# Start of Material for this task

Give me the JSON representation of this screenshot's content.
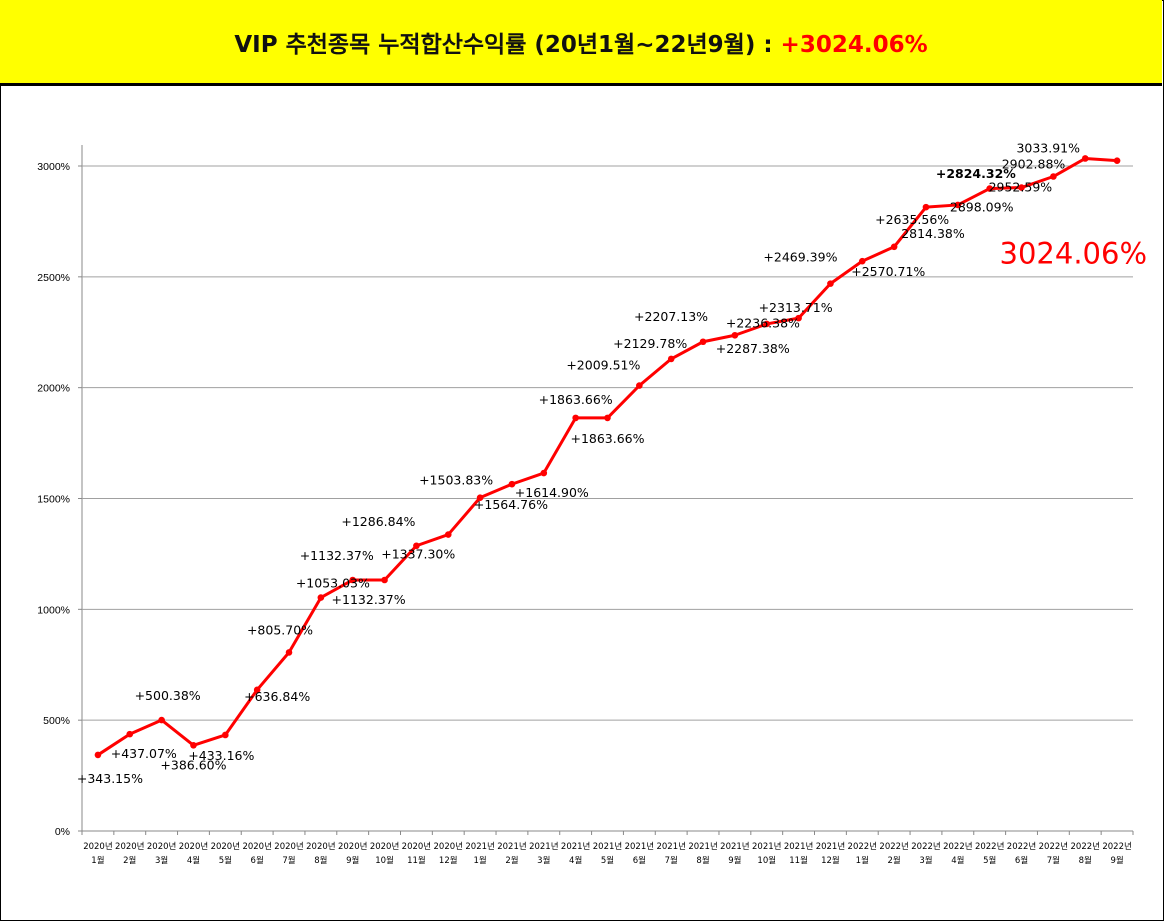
{
  "header": {
    "title": "VIP 추천종목 누적합산수익률 (20년1월~22년9월) : ",
    "highlight": "+3024.06%",
    "highlight_color": "#ff0000",
    "background": "#ffff00"
  },
  "chart_data": {
    "type": "line",
    "title": "",
    "xlabel": "",
    "ylabel": "",
    "ylim": [
      0,
      3000
    ],
    "yticks": [
      "0%",
      "500%",
      "1000%",
      "1500%",
      "2000%",
      "2500%",
      "3000%"
    ],
    "grid": true,
    "line_color": "#ff0000",
    "categories": [
      [
        "2020년",
        "1월"
      ],
      [
        "2020년",
        "2월"
      ],
      [
        "2020년",
        "3월"
      ],
      [
        "2020년",
        "4월"
      ],
      [
        "2020년",
        "5월"
      ],
      [
        "2020년",
        "6월"
      ],
      [
        "2020년",
        "7월"
      ],
      [
        "2020년",
        "8월"
      ],
      [
        "2020년",
        "9월"
      ],
      [
        "2020년",
        "10월"
      ],
      [
        "2020년",
        "11월"
      ],
      [
        "2020년",
        "12월"
      ],
      [
        "2021년",
        "1월"
      ],
      [
        "2021년",
        "2월"
      ],
      [
        "2021년",
        "3월"
      ],
      [
        "2021년",
        "4월"
      ],
      [
        "2021년",
        "5월"
      ],
      [
        "2021년",
        "6월"
      ],
      [
        "2021년",
        "7월"
      ],
      [
        "2021년",
        "8월"
      ],
      [
        "2021년",
        "9월"
      ],
      [
        "2021년",
        "10월"
      ],
      [
        "2021년",
        "11월"
      ],
      [
        "2021년",
        "12월"
      ],
      [
        "2022년",
        "1월"
      ],
      [
        "2022년",
        "2월"
      ],
      [
        "2022년",
        "3월"
      ],
      [
        "2022년",
        "4월"
      ],
      [
        "2022년",
        "5월"
      ],
      [
        "2022년",
        "6월"
      ],
      [
        "2022년",
        "7월"
      ],
      [
        "2022년",
        "8월"
      ],
      [
        "2022년",
        "9월"
      ]
    ],
    "values": [
      343.15,
      437.07,
      500.38,
      386.6,
      433.16,
      636.84,
      805.7,
      1053.03,
      1132.37,
      1132.37,
      1286.84,
      1337.3,
      1503.83,
      1564.76,
      1614.9,
      1863.66,
      1863.66,
      2009.51,
      2129.78,
      2207.13,
      2236.38,
      2287.38,
      2313.71,
      2469.39,
      2570.71,
      2635.56,
      2814.38,
      2824.32,
      2898.09,
      2902.88,
      2952.59,
      3033.91,
      3024.06
    ],
    "data_labels": [
      "+343.15%",
      "+437.07%",
      "+500.38%",
      "+386.60%",
      "+433.16%",
      "+636.84%",
      "+805.70%",
      "+1053.03%",
      "+1132.37%",
      "+1132.37%",
      "+1286.84%",
      "+1337.30%",
      "+1503.83%",
      "+1564.76%",
      "+1614.90%",
      "+1863.66%",
      "+1863.66%",
      "+2009.51%",
      "+2129.78%",
      "+2207.13%",
      "+2236.38%",
      "+2287.38%",
      "+2313.71%",
      "+2469.39%",
      "+2570.71%",
      "+2635.56%",
      "2814.38%",
      "+2824.32%",
      "2898.09%",
      "2902.88%",
      "2952.59%",
      "3033.91%",
      ""
    ],
    "annotation": "3024.06%"
  }
}
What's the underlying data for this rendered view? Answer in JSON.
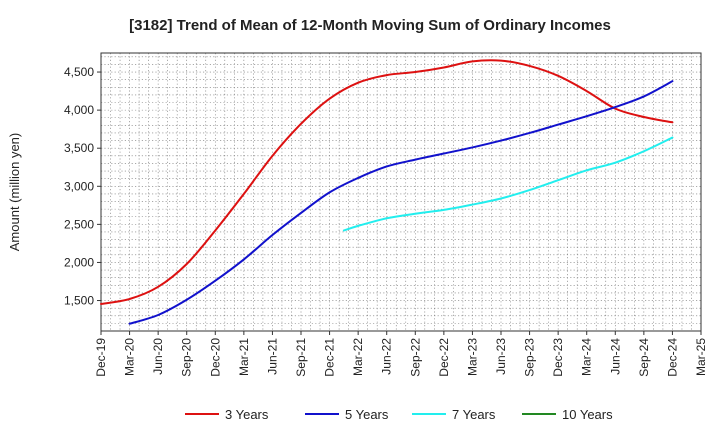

# End of Material for this task

— Aim of the exercise —
Return the material word for word. Pictures are not part of the copy.

— Right answer —
Give me the JSON representation of this screenshot's content.
{
  "header": {
    "title": "VIP 추천종목 누적합산수익률 (20년1월~22년9월) : ",
    "highlight": "+3024.06%",
    "highlight_color": "#ff0000",
    "background": "#ffff00"
  },
  "chart_data": {
    "type": "line",
    "title": "",
    "xlabel": "",
    "ylabel": "",
    "ylim": [
      0,
      3000
    ],
    "yticks": [
      "0%",
      "500%",
      "1000%",
      "1500%",
      "2000%",
      "2500%",
      "3000%"
    ],
    "grid": true,
    "line_color": "#ff0000",
    "categories": [
      [
        "2020년",
        "1월"
      ],
      [
        "2020년",
        "2월"
      ],
      [
        "2020년",
        "3월"
      ],
      [
        "2020년",
        "4월"
      ],
      [
        "2020년",
        "5월"
      ],
      [
        "2020년",
        "6월"
      ],
      [
        "2020년",
        "7월"
      ],
      [
        "2020년",
        "8월"
      ],
      [
        "2020년",
        "9월"
      ],
      [
        "2020년",
        "10월"
      ],
      [
        "2020년",
        "11월"
      ],
      [
        "2020년",
        "12월"
      ],
      [
        "2021년",
        "1월"
      ],
      [
        "2021년",
        "2월"
      ],
      [
        "2021년",
        "3월"
      ],
      [
        "2021년",
        "4월"
      ],
      [
        "2021년",
        "5월"
      ],
      [
        "2021년",
        "6월"
      ],
      [
        "2021년",
        "7월"
      ],
      [
        "2021년",
        "8월"
      ],
      [
        "2021년",
        "9월"
      ],
      [
        "2021년",
        "10월"
      ],
      [
        "2021년",
        "11월"
      ],
      [
        "2021년",
        "12월"
      ],
      [
        "2022년",
        "1월"
      ],
      [
        "2022년",
        "2월"
      ],
      [
        "2022년",
        "3월"
      ],
      [
        "2022년",
        "4월"
      ],
      [
        "2022년",
        "5월"
      ],
      [
        "2022년",
        "6월"
      ],
      [
        "2022년",
        "7월"
      ],
      [
        "2022년",
        "8월"
      ],
      [
        "2022년",
        "9월"
      ]
    ],
    "values": [
      343.15,
      437.07,
      500.38,
      386.6,
      433.16,
      636.84,
      805.7,
      1053.03,
      1132.37,
      1132.37,
      1286.84,
      1337.3,
      1503.83,
      1564.76,
      1614.9,
      1863.66,
      1863.66,
      2009.51,
      2129.78,
      2207.13,
      2236.38,
      2287.38,
      2313.71,
      2469.39,
      2570.71,
      2635.56,
      2814.38,
      2824.32,
      2898.09,
      2902.88,
      2952.59,
      3033.91,
      3024.06
    ],
    "data_labels": [
      "+343.15%",
      "+437.07%",
      "+500.38%",
      "+386.60%",
      "+433.16%",
      "+636.84%",
      "+805.70%",
      "+1053.03%",
      "+1132.37%",
      "+1132.37%",
      "+1286.84%",
      "+1337.30%",
      "+1503.83%",
      "+1564.76%",
      "+1614.90%",
      "+1863.66%",
      "+1863.66%",
      "+2009.51%",
      "+2129.78%",
      "+2207.13%",
      "+2236.38%",
      "+2287.38%",
      "+2313.71%",
      "+2469.39%",
      "+2570.71%",
      "+2635.56%",
      "2814.38%",
      "+2824.32%",
      "2898.09%",
      "2902.88%",
      "2952.59%",
      "3033.91%",
      ""
    ],
    "annotation": "3024.06%"
  }
}
What's the underlying data for this rendered view? Answer in JSON.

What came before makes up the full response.